- _JOB_: Produce a verbatim copy of the entries listed below.

- _LISTED RECORDS_:
>> BEGIN

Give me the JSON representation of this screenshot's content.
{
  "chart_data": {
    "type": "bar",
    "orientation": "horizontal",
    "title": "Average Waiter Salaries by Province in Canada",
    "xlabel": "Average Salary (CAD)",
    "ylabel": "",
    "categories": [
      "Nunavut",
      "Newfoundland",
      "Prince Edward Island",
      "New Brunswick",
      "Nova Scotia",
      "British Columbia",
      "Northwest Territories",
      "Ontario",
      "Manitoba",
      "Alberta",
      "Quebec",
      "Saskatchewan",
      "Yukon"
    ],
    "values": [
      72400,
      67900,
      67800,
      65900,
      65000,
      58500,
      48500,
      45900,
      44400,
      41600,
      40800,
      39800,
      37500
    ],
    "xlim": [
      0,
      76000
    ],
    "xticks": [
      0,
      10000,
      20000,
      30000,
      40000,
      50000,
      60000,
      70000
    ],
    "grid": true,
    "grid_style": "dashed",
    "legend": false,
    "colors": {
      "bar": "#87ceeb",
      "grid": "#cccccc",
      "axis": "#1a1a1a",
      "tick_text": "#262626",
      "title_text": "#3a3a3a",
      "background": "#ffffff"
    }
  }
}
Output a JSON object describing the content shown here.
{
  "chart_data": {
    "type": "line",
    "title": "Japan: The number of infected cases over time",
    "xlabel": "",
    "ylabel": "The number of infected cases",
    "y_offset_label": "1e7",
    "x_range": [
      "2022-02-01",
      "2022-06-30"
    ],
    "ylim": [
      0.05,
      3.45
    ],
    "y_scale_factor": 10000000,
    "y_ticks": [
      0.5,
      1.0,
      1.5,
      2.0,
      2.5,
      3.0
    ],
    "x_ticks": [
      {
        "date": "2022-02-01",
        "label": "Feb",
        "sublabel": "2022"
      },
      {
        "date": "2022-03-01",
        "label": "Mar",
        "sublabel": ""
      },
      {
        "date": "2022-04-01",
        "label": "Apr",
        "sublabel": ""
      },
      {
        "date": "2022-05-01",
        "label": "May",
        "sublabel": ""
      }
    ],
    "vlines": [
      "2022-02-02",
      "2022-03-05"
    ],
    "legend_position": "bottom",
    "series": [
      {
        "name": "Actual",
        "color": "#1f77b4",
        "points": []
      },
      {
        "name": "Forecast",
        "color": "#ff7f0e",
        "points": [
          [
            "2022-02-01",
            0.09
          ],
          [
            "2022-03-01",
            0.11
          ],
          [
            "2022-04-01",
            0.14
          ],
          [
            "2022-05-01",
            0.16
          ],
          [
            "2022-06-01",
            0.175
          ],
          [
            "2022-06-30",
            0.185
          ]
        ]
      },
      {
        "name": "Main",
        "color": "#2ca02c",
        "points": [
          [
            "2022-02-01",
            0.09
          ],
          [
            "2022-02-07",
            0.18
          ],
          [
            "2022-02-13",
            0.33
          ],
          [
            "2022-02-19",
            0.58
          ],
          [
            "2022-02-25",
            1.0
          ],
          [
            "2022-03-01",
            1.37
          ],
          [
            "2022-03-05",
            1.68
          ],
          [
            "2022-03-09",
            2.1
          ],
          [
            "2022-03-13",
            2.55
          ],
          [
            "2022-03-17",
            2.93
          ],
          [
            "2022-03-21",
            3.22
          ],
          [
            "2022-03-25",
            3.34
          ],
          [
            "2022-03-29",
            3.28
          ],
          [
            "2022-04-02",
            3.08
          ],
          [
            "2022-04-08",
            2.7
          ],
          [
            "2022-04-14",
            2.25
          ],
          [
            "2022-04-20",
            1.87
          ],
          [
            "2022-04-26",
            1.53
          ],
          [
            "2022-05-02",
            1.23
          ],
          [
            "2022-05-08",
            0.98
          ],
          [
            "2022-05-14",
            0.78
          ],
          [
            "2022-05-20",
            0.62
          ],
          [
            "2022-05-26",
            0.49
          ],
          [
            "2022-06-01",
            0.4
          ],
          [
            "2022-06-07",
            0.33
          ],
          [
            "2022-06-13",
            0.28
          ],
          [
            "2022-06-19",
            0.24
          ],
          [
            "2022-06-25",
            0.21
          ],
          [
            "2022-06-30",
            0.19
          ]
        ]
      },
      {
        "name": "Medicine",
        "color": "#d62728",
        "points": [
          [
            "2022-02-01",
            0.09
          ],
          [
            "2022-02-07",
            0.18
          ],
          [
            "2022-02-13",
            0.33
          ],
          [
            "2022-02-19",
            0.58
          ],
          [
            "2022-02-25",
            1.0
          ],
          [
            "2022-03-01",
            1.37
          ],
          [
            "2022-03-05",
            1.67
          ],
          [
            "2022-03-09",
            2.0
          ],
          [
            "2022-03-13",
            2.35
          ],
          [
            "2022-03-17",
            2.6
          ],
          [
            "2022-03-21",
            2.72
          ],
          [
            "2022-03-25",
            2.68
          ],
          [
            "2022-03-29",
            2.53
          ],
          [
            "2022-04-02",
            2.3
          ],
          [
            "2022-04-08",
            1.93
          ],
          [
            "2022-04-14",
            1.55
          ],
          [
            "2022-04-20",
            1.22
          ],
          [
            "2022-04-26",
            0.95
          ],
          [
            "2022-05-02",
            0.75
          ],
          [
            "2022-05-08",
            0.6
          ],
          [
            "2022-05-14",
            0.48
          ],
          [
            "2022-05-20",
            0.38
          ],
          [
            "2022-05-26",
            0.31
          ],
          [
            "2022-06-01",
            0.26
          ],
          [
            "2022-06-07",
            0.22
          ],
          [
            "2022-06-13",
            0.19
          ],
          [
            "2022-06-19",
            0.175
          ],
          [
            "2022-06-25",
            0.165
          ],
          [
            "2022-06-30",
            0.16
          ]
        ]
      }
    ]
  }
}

>> END

- _SOLUTION TO THE EXERCISE_:
Give me the JSON representation of this screenshot's content.
{
  "chart_data": {
    "type": "bar",
    "orientation": "horizontal",
    "title": "Average Waiter Salaries by Province in Canada",
    "xlabel": "Average Salary (CAD)",
    "ylabel": "",
    "categories": [
      "Nunavut",
      "Newfoundland",
      "Prince Edward Island",
      "New Brunswick",
      "Nova Scotia",
      "British Columbia",
      "Northwest Territories",
      "Ontario",
      "Manitoba",
      "Alberta",
      "Quebec",
      "Saskatchewan",
      "Yukon"
    ],
    "values": [
      72400,
      67900,
      67800,
      65900,
      65000,
      58500,
      48500,
      45900,
      44400,
      41600,
      40800,
      39800,
      37500
    ],
    "xlim": [
      0,
      76000
    ],
    "xticks": [
      0,
      10000,
      20000,
      30000,
      40000,
      50000,
      60000,
      70000
    ],
    "grid": true,
    "grid_style": "dashed",
    "legend": false,
    "colors": {
      "bar": "#87ceeb",
      "grid": "#cccccc",
      "axis": "#1a1a1a",
      "tick_text": "#262626",
      "title_text": "#3a3a3a",
      "background": "#ffffff"
    }
  }
}
Output a JSON object describing the content shown here.
{
  "chart_data": {
    "type": "line",
    "title": "Japan: The number of infected cases over time",
    "xlabel": "",
    "ylabel": "The number of infected cases",
    "y_offset_label": "1e7",
    "x_range": [
      "2022-02-01",
      "2022-06-30"
    ],
    "ylim": [
      0.05,
      3.45
    ],
    "y_scale_factor": 10000000,
    "y_ticks": [
      0.5,
      1.0,
      1.5,
      2.0,
      2.5,
      3.0
    ],
    "x_ticks": [
      {
        "date": "2022-02-01",
        "label": "Feb",
        "sublabel": "2022"
      },
      {
        "date": "2022-03-01",
        "label": "Mar",
        "sublabel": ""
      },
      {
        "date": "2022-04-01",
        "label": "Apr",
        "sublabel": ""
      },
      {
        "date": "2022-05-01",
        "label": "May",
        "sublabel": ""
      }
    ],
    "vlines": [
      "2022-02-02",
      "2022-03-05"
    ],
    "legend_position": "bottom",
    "series": [
      {
        "name": "Actual",
        "color": "#1f77b4",
        "points": []
      },
      {
        "name": "Forecast",
        "color": "#ff7f0e",
        "points": [
          [
            "2022-02-01",
            0.09
          ],
          [
            "2022-03-01",
            0.11
          ],
          [
            "2022-04-01",
            0.14
          ],
          [
            "2022-05-01",
            0.16
          ],
          [
            "2022-06-01",
            0.175
          ],
          [
            "2022-06-30",
            0.185
          ]
        ]
      },
      {
        "name": "Main",
        "color": "#2ca02c",
        "points": [
          [
            "2022-02-01",
            0.09
          ],
          [
            "2022-02-07",
            0.18
          ],
          [
            "2022-02-13",
            0.33
          ],
          [
            "2022-02-19",
            0.58
          ],
          [
            "2022-02-25",
            1.0
          ],
          [
            "2022-03-01",
            1.37
          ],
          [
            "2022-03-05",
            1.68
          ],
          [
            "2022-03-09",
            2.1
          ],
          [
            "2022-03-13",
            2.55
          ],
          [
            "2022-03-17",
            2.93
          ],
          [
            "2022-03-21",
            3.22
          ],
          [
            "2022-03-25",
            3.34
          ],
          [
            "2022-03-29",
            3.28
          ],
          [
            "2022-04-02",
            3.08
          ],
          [
            "2022-04-08",
            2.7
          ],
          [
            "2022-04-14",
            2.25
          ],
          [
            "2022-04-20",
            1.87
          ],
          [
            "2022-04-26",
            1.53
          ],
          [
            "2022-05-02",
            1.23
          ],
          [
            "2022-05-08",
            0.98
          ],
          [
            "2022-05-14",
            0.78
          ],
          [
            "2022-05-20",
            0.62
          ],
          [
            "2022-05-26",
            0.49
          ],
          [
            "2022-06-01",
            0.4
          ],
          [
            "2022-06-07",
            0.33
          ],
          [
            "2022-06-13",
            0.28
          ],
          [
            "2022-06-19",
            0.24
          ],
          [
            "2022-06-25",
            0.21
          ],
          [
            "2022-06-30",
            0.19
          ]
        ]
      },
      {
        "name": "Medicine",
        "color": "#d62728",
        "points": [
          [
            "2022-02-01",
            0.09
          ],
          [
            "2022-02-07",
            0.18
          ],
          [
            "2022-02-13",
            0.33
          ],
          [
            "2022-02-19",
            0.58
          ],
          [
            "2022-02-25",
            1.0
          ],
          [
            "2022-03-01",
            1.37
          ],
          [
            "2022-03-05",
            1.67
          ],
          [
            "2022-03-09",
            2.0
          ],
          [
            "2022-03-13",
            2.35
          ],
          [
            "2022-03-17",
            2.6
          ],
          [
            "2022-03-21",
            2.72
          ],
          [
            "2022-03-25",
            2.68
          ],
          [
            "2022-03-29",
            2.53
          ],
          [
            "2022-04-02",
            2.3
          ],
          [
            "2022-04-08",
            1.93
          ],
          [
            "2022-04-14",
            1.55
          ],
          [
            "2022-04-20",
            1.22
          ],
          [
            "2022-04-26",
            0.95
          ],
          [
            "2022-05-02",
            0.75
          ],
          [
            "2022-05-08",
            0.6
          ],
          [
            "2022-05-14",
            0.48
          ],
          [
            "2022-05-20",
            0.38
          ],
          [
            "2022-05-26",
            0.31
          ],
          [
            "2022-06-01",
            0.26
          ],
          [
            "2022-06-07",
            0.22
          ],
          [
            "2022-06-13",
            0.19
          ],
          [
            "2022-06-19",
            0.175
          ],
          [
            "2022-06-25",
            0.165
          ],
          [
            "2022-06-30",
            0.16
          ]
        ]
      }
    ]
  }
}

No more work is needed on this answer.